#### EXERCISE
Resume the mailing-list reply about fixing the merge-tree segmentation fault in read-only repositories, starting right after its last sentence.

#### PASSAGE PROVIDED
========

Re: [PATCH v2] merge-tree: fix segmentation fault in read-only repositories

[Date Prev][Date Next][Thread Prev][Thread Next][Date Index][Thread Index]

 



On Wed, Sep 21, 2022 at 3:08 PM Johannes Schindelin via GitGitGadget
<gitgitgadget@xxxxxxxxx> wrote:
>
> From: Johannes Schindelin <johannes.schindelin@xxxxxx>
>
> Independent of the question whether we want `git merge-tree` to report
> the tree name even when it failed to write the tree objects in a
> read-only repository, there is no question that we should avoid a
> segmentation fault.

Ah, a read-only repo.  Looks like we didn't bother to check the return
status of write_object_file() in one of the two cases; oops.  (And it
looks like the other case does not correctly propagate the error
upwards far enough...)

> And when we report an invalid tree name (because the tree could not be
> written), we need the exit status to be non-zero.
>
> Let's make it so.
>
> Signed-off-by: Johannes Schindelin <johannes.schindelin@xxxxxx>
> ---
>     merge-tree: fix segmentation fault in read-only repositories
>
>     Turns out that the segmentation fault reported by Taylor
>     [https://lore.kernel.org/git/YyopQD+LvPucnz3w@nand.local/] happened
>     while testing merge-ort in a read-only repository, and that the upstream
>     version of git merge-tree is as affected as GitHub's internal version.
>
>     Note: I briefly considered using the OID of the_hash_algo->empty_tree
>     instead of null_oid() when no tree object could be constructed. However,
>     I have come to the conclusion that this could potentially cause its own
>     set of problems because it would relate to a valid tree object even if
>     we do not have any valid tree object to play with.
>
>     Also note: The question I hinted at in the commit message, namely
>     whether or not to try harder to construct a tree object even if we
>     cannot write it out, maybe merits a longer discussion, one that I think
>     we should have after v2.38.0 is released, so as not to distract from
>     focusing on v2.38.0.

========

Records in a dataset:
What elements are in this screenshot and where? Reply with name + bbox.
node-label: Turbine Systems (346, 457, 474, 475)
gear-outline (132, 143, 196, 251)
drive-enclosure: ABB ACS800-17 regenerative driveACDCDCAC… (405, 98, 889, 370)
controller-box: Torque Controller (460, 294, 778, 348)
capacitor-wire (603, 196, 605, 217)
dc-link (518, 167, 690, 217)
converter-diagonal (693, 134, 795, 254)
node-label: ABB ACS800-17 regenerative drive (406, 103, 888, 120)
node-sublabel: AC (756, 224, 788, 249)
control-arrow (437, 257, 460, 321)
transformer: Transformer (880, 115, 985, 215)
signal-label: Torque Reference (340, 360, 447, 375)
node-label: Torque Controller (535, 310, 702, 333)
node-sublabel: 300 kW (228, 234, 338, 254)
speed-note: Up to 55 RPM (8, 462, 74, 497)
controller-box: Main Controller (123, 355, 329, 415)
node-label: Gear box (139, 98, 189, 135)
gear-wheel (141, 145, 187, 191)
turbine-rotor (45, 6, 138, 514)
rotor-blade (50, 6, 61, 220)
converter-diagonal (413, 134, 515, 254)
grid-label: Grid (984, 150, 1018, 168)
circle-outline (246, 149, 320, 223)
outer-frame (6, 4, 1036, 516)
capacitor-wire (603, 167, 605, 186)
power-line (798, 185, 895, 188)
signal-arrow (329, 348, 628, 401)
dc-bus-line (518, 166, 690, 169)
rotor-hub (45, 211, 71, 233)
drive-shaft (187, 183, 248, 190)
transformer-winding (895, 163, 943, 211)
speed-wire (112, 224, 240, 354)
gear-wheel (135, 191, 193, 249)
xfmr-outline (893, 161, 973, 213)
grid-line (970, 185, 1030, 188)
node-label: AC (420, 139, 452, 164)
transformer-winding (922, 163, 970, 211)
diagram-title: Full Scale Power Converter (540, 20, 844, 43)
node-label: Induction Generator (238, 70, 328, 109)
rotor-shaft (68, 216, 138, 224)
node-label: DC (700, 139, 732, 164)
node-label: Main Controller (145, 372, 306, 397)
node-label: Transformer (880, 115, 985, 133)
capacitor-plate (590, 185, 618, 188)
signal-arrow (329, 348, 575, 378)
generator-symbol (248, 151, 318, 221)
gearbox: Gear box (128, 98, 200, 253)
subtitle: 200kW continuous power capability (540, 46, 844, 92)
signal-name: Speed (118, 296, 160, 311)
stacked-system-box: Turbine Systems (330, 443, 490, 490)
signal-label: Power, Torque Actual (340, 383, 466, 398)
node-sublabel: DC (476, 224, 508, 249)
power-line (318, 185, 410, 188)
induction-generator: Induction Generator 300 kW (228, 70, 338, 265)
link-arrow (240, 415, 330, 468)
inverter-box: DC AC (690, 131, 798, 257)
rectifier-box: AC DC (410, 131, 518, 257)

========

#### ANSWER BELOW
That's fair, but you know I'm going to have a hard time refraining
from commenting on it anyway...  :-)

[...]
> @@ -446,7 +447,8 @@ static int real_merge(struct merge_tree_options *o,
>         if (o->show_messages == -1)
>                 o->show_messages = !result.clean;
>
> -       printf("%s%c", oid_to_hex(&result.tree->object.oid), line_termination);
> +       tree_oid = result.tree ? &result.tree->object.oid : null_oid();
> +       printf("%s%c", oid_to_hex(tree_oid), line_termination);

Perhaps also print a warning to stderr when result.tree is NULL?

>         if (!result.clean) {
>                 struct string_list conflicted_files = STRING_LIST_INIT_NODUP;
>                 const char *last = NULL;
> @@ -473,7 +475,7 @@ static int real_merge(struct merge_tree_options *o,
>                                               &result);
>         }
>         merge_finalize(&opt, &result);
> -       return !result.clean; /* result.clean < 0 handled above */
> +       return !result.tree || !result.clean; /* result.clean < 0 handled above */

Thinking out loud, should this logic be at the merge-ort.c level,
perhaps something like this:

@@ -4940,6 +4941,9 @@ static void
merge_ort_nonrecursive_internal(struct merge_options *opt,
        result->tree = parse_tree_indirect(&working_tree_oid);
        /* existence of conflicted entries implies unclean */
        result->clean &= strmap_empty(&opt->priv->conflicted);
+       if (!result->tree)
+               /* This shouldn't happen, because if we did fail to
write a tree we should have returned early before getting here.  But
just in case we have some bugs... */
+               result->clean = -1;
        if (!opt->priv->call_depth) {
                result->priv = opt->priv;
                result->_properly_initialized = RESULT_INITIALIZED;

That might benefit callers other than merge-tree, though maybe it
makes it harder to print a helpful error message (unless we're fine
with the library always throwing one?)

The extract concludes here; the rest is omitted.